Provided passage:
·····
If it's in a word or in a look
You can't get rid of the Babadook!
The most impressive and original horror film of recent years, The Babadook stays with you, lives under your skin. I may never watch it again, but that may not matter.
You really can't get rid of the Babadook.
The independent movie concerns a young widow, a woman whose husband died en route to the hospital while she was giving birth to their son. The child is seven now, and exhibits signs of serious behavioral problems. He blames these, in part, on a haunting. Little Samuel claims that a boogeyman-like entity lives in their house. Amelia thinks her son suffers from a psychiatric disorder, but gradually opens her eyes to the possibility of a far more sinister explanation. We see signs around the house; she starts seeing them as well. The entity receives a name from a weird children's book that Samuel finds, one of uncertain origin and uncomfortable content. The circumstances, meanwhile, take their toll on Amelia, who can't sleep and starts to act a little disturbed herself. What unravels onscreen may be interpreted in at least two ways. One interpretation is deeply unsettling and quietly terrifying. If that bothers you, consider the other, which is deeply unsettling and quietly terrifying:
Once you see what's underneath
You'll wish that you were dead.
·····
Things to do:
1. Answer these questions using the Babadook review:
(a) How old is Samuel?
(b) Where was Amelia's husband when he died?
(c) From what does the entity get its name?
2. Duplicate the stretch of the Babadook review from "The most impressive" through "may not matter.".
The records have no connection to the Babadook review.
·····
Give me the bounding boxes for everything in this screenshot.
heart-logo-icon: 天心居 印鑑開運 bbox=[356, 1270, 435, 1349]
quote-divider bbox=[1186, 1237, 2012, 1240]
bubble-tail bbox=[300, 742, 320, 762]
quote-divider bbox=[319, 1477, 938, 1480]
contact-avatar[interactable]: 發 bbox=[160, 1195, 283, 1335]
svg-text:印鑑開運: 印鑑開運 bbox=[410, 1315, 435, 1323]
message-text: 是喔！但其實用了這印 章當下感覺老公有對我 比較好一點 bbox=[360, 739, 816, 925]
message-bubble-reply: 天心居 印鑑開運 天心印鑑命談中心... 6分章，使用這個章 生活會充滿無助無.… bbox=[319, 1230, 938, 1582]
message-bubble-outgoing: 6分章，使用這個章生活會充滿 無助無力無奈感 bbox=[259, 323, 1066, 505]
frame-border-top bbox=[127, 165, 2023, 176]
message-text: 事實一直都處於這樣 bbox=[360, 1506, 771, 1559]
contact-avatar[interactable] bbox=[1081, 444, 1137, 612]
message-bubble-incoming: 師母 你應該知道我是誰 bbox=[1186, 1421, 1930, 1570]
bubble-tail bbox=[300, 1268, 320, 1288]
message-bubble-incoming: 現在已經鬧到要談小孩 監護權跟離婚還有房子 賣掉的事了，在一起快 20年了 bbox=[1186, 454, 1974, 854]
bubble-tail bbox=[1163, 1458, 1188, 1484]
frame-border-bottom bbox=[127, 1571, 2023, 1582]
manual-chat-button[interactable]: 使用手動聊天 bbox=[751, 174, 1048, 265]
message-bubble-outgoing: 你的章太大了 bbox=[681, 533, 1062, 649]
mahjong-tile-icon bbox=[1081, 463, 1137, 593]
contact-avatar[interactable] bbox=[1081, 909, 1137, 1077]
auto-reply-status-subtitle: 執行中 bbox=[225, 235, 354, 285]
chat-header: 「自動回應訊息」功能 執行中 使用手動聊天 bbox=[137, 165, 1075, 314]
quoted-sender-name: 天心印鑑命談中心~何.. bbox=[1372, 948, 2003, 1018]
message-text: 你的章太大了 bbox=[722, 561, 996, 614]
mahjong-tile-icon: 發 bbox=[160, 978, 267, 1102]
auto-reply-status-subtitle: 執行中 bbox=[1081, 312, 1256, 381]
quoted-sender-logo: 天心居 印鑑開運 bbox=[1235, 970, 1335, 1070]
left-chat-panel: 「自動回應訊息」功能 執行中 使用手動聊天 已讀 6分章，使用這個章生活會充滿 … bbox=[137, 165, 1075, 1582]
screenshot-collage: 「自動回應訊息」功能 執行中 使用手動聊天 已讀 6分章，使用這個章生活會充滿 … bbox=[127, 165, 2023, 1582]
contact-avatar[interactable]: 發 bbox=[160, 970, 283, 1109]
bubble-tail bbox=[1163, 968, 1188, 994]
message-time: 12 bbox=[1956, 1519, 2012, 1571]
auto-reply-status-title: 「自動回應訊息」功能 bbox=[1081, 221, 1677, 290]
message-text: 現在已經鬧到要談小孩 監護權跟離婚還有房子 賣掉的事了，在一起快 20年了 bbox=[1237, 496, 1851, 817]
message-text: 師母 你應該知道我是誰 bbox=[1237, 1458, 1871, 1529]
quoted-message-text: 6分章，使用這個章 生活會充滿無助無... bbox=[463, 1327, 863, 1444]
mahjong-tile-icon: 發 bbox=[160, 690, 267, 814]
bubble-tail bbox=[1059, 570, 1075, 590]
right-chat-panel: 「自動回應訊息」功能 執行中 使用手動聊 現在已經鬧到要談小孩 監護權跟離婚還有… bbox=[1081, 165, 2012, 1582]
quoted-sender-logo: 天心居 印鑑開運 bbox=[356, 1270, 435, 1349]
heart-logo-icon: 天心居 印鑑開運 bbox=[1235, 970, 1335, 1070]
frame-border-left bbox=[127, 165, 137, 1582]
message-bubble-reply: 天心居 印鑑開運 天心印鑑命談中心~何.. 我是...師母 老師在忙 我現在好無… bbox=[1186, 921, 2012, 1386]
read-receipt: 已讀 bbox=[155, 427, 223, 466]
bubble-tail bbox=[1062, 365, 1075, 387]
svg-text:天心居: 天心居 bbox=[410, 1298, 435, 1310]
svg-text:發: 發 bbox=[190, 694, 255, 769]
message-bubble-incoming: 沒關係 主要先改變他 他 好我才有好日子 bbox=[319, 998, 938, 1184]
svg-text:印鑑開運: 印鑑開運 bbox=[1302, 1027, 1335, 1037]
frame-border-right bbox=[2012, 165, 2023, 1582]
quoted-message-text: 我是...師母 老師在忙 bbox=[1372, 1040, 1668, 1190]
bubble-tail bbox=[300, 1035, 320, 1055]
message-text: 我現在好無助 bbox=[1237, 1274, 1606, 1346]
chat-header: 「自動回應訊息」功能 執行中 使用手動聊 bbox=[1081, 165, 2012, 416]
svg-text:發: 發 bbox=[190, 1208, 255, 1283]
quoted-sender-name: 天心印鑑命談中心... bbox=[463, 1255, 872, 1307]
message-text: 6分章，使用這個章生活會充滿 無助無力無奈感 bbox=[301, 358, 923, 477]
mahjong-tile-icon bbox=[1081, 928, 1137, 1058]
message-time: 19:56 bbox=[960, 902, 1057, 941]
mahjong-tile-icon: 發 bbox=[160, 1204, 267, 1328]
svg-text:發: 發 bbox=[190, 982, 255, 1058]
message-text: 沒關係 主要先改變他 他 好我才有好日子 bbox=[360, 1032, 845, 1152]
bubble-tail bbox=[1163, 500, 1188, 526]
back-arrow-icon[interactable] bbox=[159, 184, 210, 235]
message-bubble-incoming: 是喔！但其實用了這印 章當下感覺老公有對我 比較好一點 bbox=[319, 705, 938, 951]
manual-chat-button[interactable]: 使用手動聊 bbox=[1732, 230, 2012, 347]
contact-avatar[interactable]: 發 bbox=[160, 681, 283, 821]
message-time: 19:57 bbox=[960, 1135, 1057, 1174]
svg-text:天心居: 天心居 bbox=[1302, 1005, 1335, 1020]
·····
Task responses:
1.
(a) Seven.
(b) En route to the hospital.
(c) A weird children's book that Samuel finds.

2.
The most impressive and original horror film of recent years, The Babadook stays with you, lives under your skin. I may never watch it again, but that may not matter.